State only the number of lines that include "Scrolls".

========================================

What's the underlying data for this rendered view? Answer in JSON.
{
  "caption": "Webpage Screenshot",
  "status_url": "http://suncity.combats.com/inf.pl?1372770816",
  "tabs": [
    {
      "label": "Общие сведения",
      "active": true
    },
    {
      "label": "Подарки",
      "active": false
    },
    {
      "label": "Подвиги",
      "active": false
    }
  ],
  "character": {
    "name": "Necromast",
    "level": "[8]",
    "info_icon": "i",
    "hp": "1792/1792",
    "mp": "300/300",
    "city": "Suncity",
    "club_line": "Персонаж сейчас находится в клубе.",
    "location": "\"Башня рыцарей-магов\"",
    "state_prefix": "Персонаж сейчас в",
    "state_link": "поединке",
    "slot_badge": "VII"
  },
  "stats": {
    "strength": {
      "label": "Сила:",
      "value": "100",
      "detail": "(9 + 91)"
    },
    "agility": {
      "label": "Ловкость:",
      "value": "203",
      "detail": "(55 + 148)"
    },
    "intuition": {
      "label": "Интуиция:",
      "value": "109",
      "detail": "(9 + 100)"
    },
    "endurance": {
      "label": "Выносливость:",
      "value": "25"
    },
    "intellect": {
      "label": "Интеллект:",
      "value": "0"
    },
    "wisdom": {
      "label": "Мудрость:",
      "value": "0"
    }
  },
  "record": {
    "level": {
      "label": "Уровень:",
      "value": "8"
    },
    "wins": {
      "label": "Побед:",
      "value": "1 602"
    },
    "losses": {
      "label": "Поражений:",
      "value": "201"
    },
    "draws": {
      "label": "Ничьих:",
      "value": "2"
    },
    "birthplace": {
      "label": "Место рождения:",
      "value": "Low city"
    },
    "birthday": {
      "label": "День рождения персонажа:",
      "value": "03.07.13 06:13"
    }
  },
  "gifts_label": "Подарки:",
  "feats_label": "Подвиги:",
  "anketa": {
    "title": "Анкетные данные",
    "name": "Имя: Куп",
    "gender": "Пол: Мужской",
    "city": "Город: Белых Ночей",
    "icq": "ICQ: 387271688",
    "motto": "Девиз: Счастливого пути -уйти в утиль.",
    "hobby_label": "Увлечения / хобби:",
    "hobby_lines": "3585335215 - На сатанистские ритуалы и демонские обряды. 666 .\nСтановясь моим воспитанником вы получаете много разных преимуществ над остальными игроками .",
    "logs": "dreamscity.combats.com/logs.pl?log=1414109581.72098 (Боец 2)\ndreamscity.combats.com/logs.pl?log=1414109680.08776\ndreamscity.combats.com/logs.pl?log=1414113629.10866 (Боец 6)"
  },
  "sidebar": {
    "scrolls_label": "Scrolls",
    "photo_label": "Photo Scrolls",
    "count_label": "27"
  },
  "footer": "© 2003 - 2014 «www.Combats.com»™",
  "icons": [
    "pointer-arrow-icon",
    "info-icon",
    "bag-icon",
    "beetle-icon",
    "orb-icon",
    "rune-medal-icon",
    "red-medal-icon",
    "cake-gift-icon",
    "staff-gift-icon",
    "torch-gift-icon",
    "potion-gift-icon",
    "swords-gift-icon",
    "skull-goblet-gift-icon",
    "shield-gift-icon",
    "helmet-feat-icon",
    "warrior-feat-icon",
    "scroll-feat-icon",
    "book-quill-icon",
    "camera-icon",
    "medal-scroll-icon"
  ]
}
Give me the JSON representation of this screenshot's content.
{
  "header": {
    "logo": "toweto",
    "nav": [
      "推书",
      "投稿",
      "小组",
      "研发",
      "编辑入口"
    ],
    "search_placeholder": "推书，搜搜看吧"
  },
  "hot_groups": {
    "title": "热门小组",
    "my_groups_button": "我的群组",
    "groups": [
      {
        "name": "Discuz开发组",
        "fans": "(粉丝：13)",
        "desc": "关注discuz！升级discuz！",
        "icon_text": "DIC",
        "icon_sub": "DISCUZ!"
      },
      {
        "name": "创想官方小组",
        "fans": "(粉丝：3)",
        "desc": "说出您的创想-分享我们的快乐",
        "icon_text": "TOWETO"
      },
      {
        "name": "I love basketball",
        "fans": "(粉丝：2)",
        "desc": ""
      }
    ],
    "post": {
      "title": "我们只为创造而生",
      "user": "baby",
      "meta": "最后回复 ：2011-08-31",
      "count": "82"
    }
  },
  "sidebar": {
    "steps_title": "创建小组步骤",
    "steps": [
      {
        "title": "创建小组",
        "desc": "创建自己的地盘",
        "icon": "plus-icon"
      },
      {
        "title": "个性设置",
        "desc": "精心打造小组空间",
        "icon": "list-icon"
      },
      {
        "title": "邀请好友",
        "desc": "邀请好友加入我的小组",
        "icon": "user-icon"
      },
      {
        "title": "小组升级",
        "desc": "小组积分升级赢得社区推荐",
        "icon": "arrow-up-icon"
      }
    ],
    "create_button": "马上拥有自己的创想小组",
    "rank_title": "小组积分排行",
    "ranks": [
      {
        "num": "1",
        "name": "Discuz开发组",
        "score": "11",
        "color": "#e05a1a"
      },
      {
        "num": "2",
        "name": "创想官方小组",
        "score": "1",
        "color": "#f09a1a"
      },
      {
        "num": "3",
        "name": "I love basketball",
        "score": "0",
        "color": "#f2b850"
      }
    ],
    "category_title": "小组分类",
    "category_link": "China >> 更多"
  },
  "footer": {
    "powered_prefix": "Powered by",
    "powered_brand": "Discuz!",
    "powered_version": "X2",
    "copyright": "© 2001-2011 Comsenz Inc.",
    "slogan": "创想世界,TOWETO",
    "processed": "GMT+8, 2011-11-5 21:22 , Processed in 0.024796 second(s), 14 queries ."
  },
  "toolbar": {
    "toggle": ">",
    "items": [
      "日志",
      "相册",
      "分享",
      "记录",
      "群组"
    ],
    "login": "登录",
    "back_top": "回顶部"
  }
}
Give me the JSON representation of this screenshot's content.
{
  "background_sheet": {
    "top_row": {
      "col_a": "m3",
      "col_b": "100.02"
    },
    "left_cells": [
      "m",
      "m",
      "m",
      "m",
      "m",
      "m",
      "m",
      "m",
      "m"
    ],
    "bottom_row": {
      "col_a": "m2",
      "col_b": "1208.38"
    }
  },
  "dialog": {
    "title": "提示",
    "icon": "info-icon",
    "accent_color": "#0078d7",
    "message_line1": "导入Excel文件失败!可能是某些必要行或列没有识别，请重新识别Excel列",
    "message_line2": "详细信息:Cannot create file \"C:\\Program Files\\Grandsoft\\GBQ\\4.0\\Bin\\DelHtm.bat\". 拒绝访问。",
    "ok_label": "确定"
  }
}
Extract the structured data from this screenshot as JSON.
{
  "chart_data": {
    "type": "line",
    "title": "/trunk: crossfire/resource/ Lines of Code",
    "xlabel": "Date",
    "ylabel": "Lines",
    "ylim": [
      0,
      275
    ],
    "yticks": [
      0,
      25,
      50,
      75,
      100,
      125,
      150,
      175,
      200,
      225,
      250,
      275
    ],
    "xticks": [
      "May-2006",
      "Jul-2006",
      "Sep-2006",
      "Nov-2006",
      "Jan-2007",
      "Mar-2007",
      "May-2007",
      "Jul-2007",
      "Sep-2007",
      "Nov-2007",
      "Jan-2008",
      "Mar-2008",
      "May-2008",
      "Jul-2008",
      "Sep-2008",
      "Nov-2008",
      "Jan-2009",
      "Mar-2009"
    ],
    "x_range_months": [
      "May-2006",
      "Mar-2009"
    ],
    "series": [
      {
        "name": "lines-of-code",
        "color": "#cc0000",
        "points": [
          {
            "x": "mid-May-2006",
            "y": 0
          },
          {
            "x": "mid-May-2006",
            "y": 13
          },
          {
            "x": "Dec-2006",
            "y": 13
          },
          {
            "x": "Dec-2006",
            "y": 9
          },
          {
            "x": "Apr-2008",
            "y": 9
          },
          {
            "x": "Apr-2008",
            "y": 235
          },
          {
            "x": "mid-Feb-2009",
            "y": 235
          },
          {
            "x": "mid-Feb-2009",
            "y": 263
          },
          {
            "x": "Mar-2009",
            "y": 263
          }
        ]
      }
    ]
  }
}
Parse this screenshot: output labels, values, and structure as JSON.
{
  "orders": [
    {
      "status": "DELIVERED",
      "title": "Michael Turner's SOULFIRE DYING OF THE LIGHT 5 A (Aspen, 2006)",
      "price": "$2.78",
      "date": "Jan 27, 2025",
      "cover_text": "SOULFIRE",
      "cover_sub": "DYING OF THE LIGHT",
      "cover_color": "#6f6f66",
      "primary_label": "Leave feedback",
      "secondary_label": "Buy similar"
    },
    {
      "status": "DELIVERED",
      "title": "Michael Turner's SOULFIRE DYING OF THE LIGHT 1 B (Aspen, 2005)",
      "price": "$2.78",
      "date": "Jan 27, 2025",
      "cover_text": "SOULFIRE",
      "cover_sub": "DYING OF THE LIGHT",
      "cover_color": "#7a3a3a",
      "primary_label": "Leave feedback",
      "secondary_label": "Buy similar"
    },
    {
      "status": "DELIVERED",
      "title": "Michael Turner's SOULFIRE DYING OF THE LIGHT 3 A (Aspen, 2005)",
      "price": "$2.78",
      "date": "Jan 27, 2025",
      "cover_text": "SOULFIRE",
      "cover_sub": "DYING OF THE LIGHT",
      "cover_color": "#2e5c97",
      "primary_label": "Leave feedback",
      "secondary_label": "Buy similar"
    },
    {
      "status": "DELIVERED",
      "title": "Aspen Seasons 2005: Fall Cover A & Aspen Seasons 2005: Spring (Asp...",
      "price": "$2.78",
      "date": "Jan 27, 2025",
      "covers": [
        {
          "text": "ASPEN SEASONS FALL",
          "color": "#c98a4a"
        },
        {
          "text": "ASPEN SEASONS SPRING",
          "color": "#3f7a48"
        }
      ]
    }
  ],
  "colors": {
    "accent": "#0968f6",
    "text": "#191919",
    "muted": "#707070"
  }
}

========================================

# [EXERCISE RESULT]
2